Transcribe the material verbatim in full; the pictures do not belong in the copy.

Chart and figure data
- - -

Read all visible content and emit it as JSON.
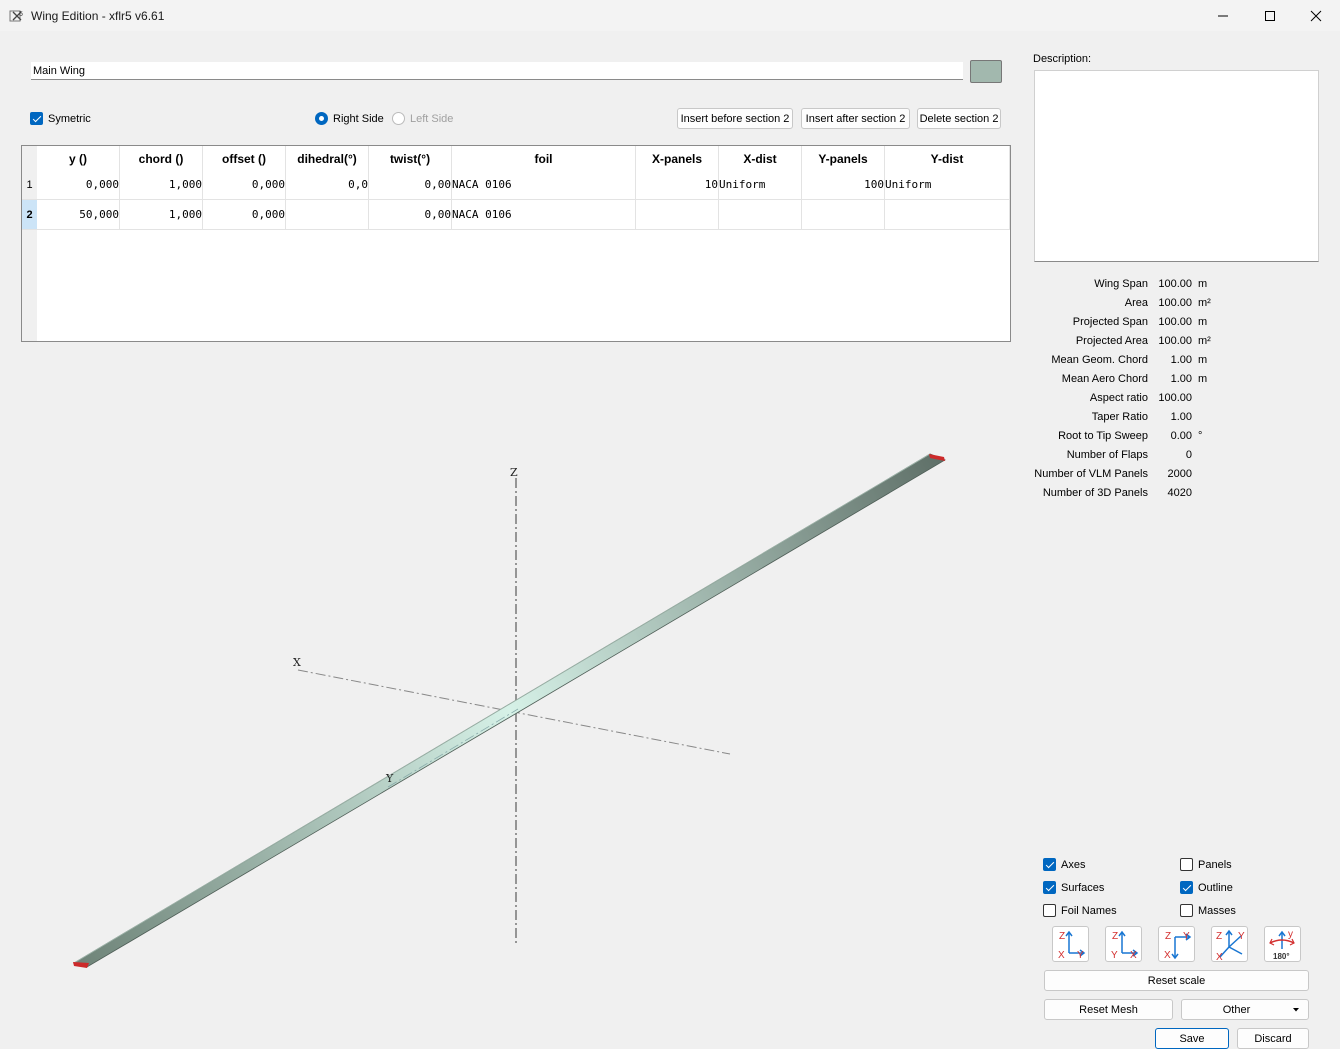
{
  "window": {
    "title": "Wing Edition - xflr5 v6.61"
  },
  "wing": {
    "name": "Main Wing",
    "color": "#a2b8ae"
  },
  "options": {
    "symetric": "Symetric",
    "right_side": "Right Side",
    "left_side": "Left Side"
  },
  "buttons": {
    "insert_before": "Insert before section 2",
    "insert_after": "Insert after section 2",
    "delete_section": "Delete section 2",
    "reset_scale": "Reset scale",
    "reset_mesh": "Reset Mesh",
    "other": "Other",
    "save": "Save",
    "discard": "Discard"
  },
  "table": {
    "headers": [
      "y ()",
      "chord ()",
      "offset ()",
      "dihedral(°)",
      "twist(°)",
      "foil",
      "X-panels",
      "X-dist",
      "Y-panels",
      "Y-dist"
    ],
    "rows": [
      {
        "num": "1",
        "y": "0,000",
        "chord": "1,000",
        "offset": "0,000",
        "dihedral": "0,0",
        "twist": "0,00",
        "foil": "NACA 0106",
        "xpanels": "10",
        "xdist": "Uniform",
        "ypanels": "100",
        "ydist": "Uniform"
      },
      {
        "num": "2",
        "y": "50,000",
        "chord": "1,000",
        "offset": "0,000",
        "dihedral": "",
        "twist": "0,00",
        "foil": "NACA 0106",
        "xpanels": "",
        "xdist": "",
        "ypanels": "",
        "ydist": ""
      }
    ]
  },
  "description": {
    "label": "Description:",
    "text": ""
  },
  "properties": [
    {
      "label": "Wing Span",
      "value": "100.00",
      "unit": "m"
    },
    {
      "label": "Area",
      "value": "100.00",
      "unit": "m²"
    },
    {
      "label": "Projected Span",
      "value": "100.00",
      "unit": "m"
    },
    {
      "label": "Projected Area",
      "value": "100.00",
      "unit": "m²"
    },
    {
      "label": "Mean Geom. Chord",
      "value": "1.00",
      "unit": "m"
    },
    {
      "label": "Mean Aero Chord",
      "value": "1.00",
      "unit": "m"
    },
    {
      "label": "Aspect ratio",
      "value": "100.00",
      "unit": ""
    },
    {
      "label": "Taper Ratio",
      "value": "1.00",
      "unit": ""
    },
    {
      "label": "Root to Tip Sweep",
      "value": "0.00",
      "unit": "°"
    },
    {
      "label": "Number of Flaps",
      "value": "0",
      "unit": ""
    },
    {
      "label": "Number of VLM Panels",
      "value": "2000",
      "unit": ""
    },
    {
      "label": "Number of 3D Panels",
      "value": "4020",
      "unit": ""
    }
  ],
  "display": {
    "axes": "Axes",
    "panels": "Panels",
    "surfaces": "Surfaces",
    "outline": "Outline",
    "foil_names": "Foil Names",
    "masses": "Masses"
  },
  "axis_labels": {
    "x": "X",
    "y": "Y",
    "z": "Z"
  },
  "view_icons": [
    {
      "name": "front-view-icon",
      "top_left": "Z",
      "bottom_left": "X",
      "bottom_right": "Y"
    },
    {
      "name": "side-view-icon",
      "top_left": "Z",
      "bottom_left": "Y",
      "bottom_right": "X"
    },
    {
      "name": "top-view-icon",
      "top_left": "Z",
      "top_right": "Y",
      "bottom_left": "X"
    },
    {
      "name": "iso-view-icon",
      "top_left": "Z",
      "top_right": "Y",
      "bottom_left": "X"
    },
    {
      "name": "flip-view-icon",
      "top_right": "y",
      "bottom": "180°"
    }
  ]
}
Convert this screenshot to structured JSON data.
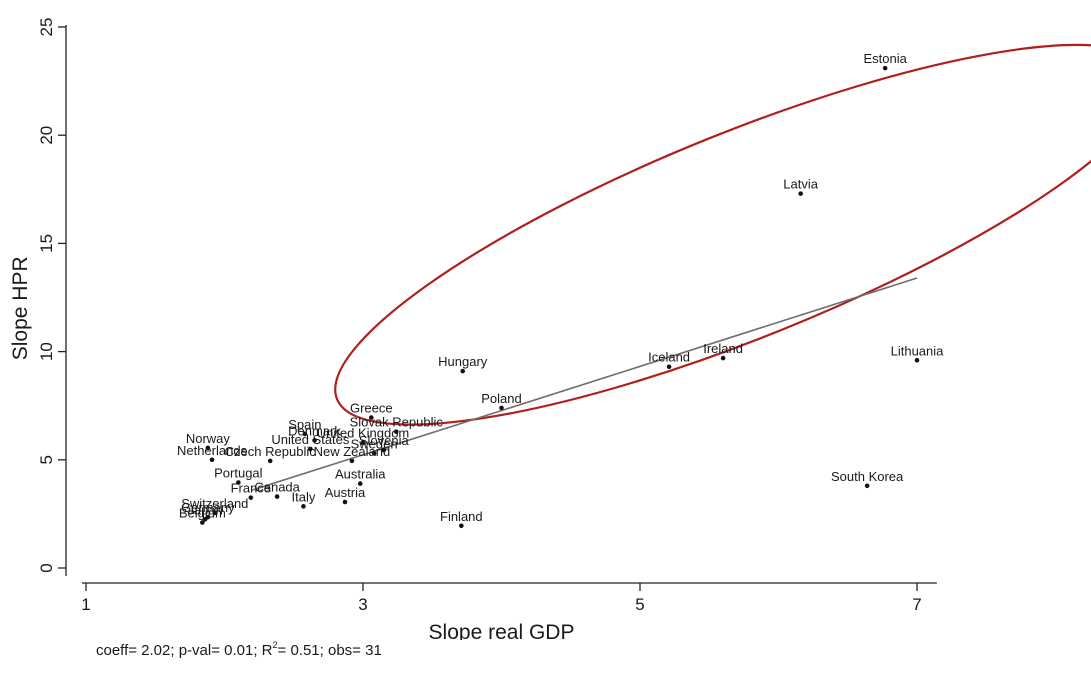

- - -

Exercise result
Read all visible content and emit it as JSON.
{
  "window": {
    "title": "Wing Edition - xflr5 v6.61"
  },
  "wing": {
    "name": "Main Wing",
    "color": "#a2b8ae"
  },
  "options": {
    "symetric": "Symetric",
    "right_side": "Right Side",
    "left_side": "Left Side"
  },
  "buttons": {
    "insert_before": "Insert before section 2",
    "insert_after": "Insert after section 2",
    "delete_section": "Delete section 2",
    "reset_scale": "Reset scale",
    "reset_mesh": "Reset Mesh",
    "other": "Other",
    "save": "Save",
    "discard": "Discard"
  },
  "table": {
    "headers": [
      "y ()",
      "chord ()",
      "offset ()",
      "dihedral(°)",
      "twist(°)",
      "foil",
      "X-panels",
      "X-dist",
      "Y-panels",
      "Y-dist"
    ],
    "rows": [
      {
        "num": "1",
        "y": "0,000",
        "chord": "1,000",
        "offset": "0,000",
        "dihedral": "0,0",
        "twist": "0,00",
        "foil": "NACA 0106",
        "xpanels": "10",
        "xdist": "Uniform",
        "ypanels": "100",
        "ydist": "Uniform"
      },
      {
        "num": "2",
        "y": "50,000",
        "chord": "1,000",
        "offset": "0,000",
        "dihedral": "",
        "twist": "0,00",
        "foil": "NACA 0106",
        "xpanels": "",
        "xdist": "",
        "ypanels": "",
        "ydist": ""
      }
    ]
  },
  "description": {
    "label": "Description:",
    "text": ""
  },
  "properties": [
    {
      "label": "Wing Span",
      "value": "100.00",
      "unit": "m"
    },
    {
      "label": "Area",
      "value": "100.00",
      "unit": "m²"
    },
    {
      "label": "Projected Span",
      "value": "100.00",
      "unit": "m"
    },
    {
      "label": "Projected Area",
      "value": "100.00",
      "unit": "m²"
    },
    {
      "label": "Mean Geom. Chord",
      "value": "1.00",
      "unit": "m"
    },
    {
      "label": "Mean Aero Chord",
      "value": "1.00",
      "unit": "m"
    },
    {
      "label": "Aspect ratio",
      "value": "100.00",
      "unit": ""
    },
    {
      "label": "Taper Ratio",
      "value": "1.00",
      "unit": ""
    },
    {
      "label": "Root to Tip Sweep",
      "value": "0.00",
      "unit": "°"
    },
    {
      "label": "Number of Flaps",
      "value": "0",
      "unit": ""
    },
    {
      "label": "Number of VLM Panels",
      "value": "2000",
      "unit": ""
    },
    {
      "label": "Number of 3D Panels",
      "value": "4020",
      "unit": ""
    }
  ],
  "display": {
    "axes": "Axes",
    "panels": "Panels",
    "surfaces": "Surfaces",
    "outline": "Outline",
    "foil_names": "Foil Names",
    "masses": "Masses"
  },
  "axis_labels": {
    "x": "X",
    "y": "Y",
    "z": "Z"
  },
  "view_icons": [
    {
      "name": "front-view-icon",
      "top_left": "Z",
      "bottom_left": "X",
      "bottom_right": "Y"
    },
    {
      "name": "side-view-icon",
      "top_left": "Z",
      "bottom_left": "Y",
      "bottom_right": "X"
    },
    {
      "name": "top-view-icon",
      "top_left": "Z",
      "top_right": "Y",
      "bottom_left": "X"
    },
    {
      "name": "iso-view-icon",
      "top_left": "Z",
      "top_right": "Y",
      "bottom_left": "X"
    },
    {
      "name": "flip-view-icon",
      "top_right": "y",
      "bottom": "180°"
    }
  ]
}
Convert this screenshot to structured JSON data.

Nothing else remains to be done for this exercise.